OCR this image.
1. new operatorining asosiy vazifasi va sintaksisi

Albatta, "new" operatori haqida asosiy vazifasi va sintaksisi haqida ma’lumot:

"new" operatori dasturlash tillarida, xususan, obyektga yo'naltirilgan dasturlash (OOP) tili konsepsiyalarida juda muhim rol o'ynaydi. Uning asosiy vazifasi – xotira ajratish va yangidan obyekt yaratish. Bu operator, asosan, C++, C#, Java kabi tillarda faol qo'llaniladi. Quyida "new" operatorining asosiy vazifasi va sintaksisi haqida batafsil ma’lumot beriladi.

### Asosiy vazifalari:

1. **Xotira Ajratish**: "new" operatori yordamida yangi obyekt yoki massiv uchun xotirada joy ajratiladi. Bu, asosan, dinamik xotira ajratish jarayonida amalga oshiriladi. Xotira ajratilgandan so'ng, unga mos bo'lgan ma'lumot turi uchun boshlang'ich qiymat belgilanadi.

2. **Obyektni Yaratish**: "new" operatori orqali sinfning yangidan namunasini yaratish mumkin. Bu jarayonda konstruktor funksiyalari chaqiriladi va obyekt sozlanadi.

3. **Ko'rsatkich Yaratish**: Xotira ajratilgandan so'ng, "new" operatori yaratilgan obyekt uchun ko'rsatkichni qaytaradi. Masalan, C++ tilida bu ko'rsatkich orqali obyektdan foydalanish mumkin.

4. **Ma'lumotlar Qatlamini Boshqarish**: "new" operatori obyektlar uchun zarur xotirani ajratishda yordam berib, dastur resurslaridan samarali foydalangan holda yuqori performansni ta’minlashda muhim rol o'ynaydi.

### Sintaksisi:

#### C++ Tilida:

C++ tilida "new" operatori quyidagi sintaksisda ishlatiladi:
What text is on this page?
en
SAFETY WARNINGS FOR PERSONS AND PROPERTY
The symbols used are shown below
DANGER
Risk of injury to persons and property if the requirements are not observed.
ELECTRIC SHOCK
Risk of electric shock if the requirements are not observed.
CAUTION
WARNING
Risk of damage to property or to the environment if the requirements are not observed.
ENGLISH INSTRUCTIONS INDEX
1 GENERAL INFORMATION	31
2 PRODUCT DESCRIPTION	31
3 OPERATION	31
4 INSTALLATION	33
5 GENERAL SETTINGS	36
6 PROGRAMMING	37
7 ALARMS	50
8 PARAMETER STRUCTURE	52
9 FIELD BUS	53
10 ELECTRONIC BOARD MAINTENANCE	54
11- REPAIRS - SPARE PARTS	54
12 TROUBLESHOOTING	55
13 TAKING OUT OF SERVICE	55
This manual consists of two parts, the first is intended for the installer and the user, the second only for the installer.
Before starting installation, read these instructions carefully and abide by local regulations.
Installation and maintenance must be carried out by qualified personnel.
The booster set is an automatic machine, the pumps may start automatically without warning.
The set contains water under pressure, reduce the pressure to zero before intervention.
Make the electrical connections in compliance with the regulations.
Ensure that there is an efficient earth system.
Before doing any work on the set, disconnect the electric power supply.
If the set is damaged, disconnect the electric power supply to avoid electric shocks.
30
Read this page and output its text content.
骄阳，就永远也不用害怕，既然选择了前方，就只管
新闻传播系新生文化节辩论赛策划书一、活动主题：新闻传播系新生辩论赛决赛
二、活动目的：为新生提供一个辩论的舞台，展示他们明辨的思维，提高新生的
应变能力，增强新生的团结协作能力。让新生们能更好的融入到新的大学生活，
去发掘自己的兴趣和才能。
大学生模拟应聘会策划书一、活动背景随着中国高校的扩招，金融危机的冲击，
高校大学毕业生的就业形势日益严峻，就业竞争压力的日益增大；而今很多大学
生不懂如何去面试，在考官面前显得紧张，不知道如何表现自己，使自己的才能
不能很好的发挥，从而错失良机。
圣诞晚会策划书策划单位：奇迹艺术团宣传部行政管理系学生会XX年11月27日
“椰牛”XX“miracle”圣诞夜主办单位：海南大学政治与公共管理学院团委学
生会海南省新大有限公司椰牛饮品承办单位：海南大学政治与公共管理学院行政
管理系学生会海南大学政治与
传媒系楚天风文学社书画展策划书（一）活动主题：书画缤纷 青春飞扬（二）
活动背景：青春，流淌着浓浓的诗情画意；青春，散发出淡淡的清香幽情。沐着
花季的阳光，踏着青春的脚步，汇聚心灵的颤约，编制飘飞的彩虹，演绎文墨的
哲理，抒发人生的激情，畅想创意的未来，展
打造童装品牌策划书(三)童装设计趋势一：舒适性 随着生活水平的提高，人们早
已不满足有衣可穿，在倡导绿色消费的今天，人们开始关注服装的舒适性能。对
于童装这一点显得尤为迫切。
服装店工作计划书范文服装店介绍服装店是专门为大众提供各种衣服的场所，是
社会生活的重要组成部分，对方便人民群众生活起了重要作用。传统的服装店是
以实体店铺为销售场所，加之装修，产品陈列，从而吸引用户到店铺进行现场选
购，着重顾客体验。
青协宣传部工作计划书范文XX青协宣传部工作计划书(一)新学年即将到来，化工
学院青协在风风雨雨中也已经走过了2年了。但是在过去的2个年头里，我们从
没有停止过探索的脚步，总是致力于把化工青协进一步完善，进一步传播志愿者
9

——

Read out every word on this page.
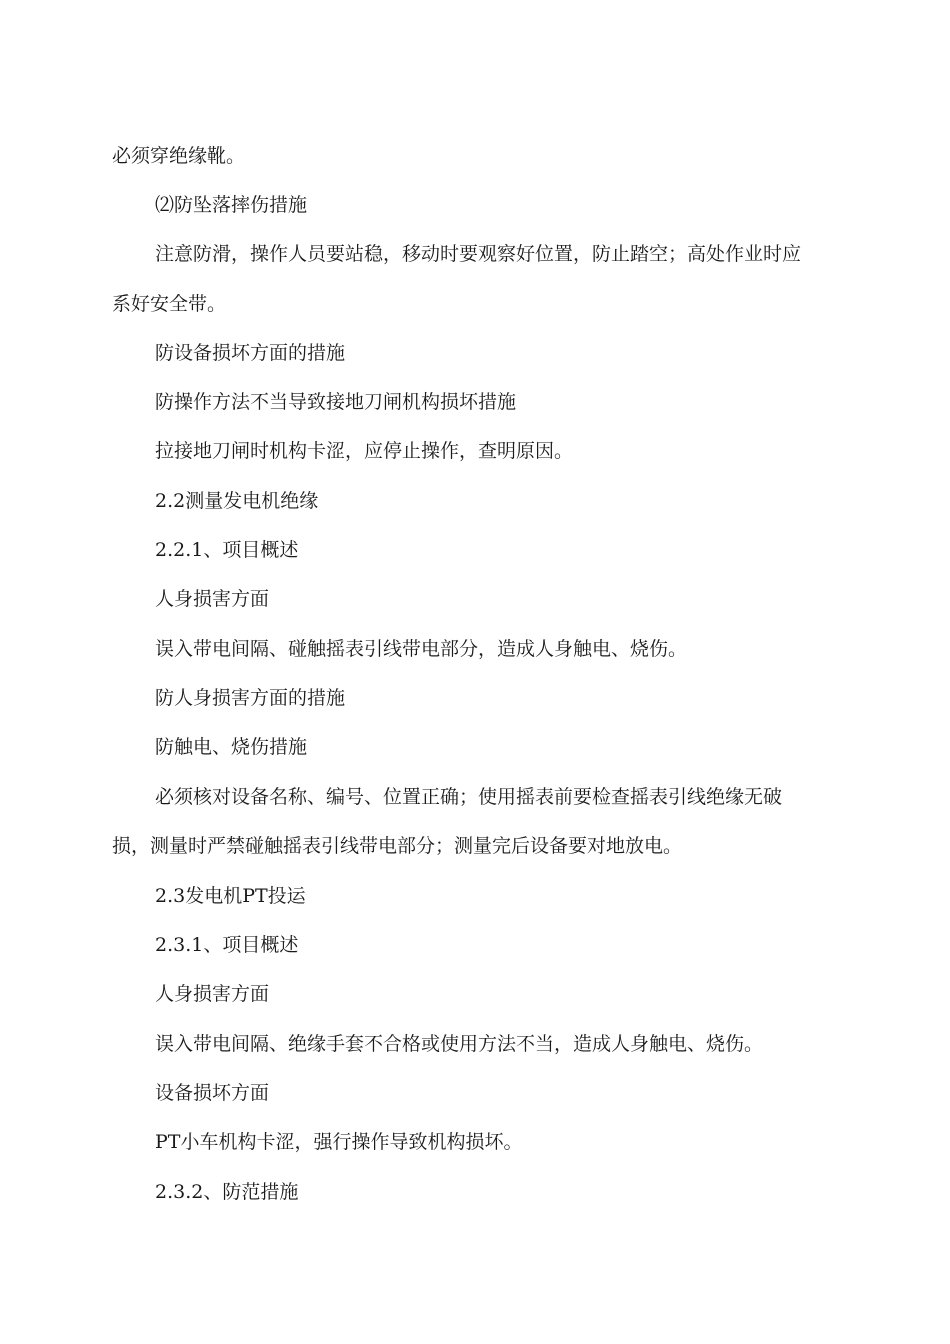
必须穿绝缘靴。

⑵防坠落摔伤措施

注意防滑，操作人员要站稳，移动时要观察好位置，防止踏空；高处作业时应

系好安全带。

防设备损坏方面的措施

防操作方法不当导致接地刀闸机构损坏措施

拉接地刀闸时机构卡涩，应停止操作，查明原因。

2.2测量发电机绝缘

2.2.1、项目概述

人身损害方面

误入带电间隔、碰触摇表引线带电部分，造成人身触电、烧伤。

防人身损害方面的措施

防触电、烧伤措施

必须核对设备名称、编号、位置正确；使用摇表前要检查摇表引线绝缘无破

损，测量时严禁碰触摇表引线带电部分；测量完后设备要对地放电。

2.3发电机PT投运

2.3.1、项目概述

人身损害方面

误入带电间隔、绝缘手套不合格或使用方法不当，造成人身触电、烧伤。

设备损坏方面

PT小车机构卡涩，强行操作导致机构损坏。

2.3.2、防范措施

——

Direction ▸ Across the records above, count the lines holding "造成人身触电" and reply with that number alone.

Result below ▸ 2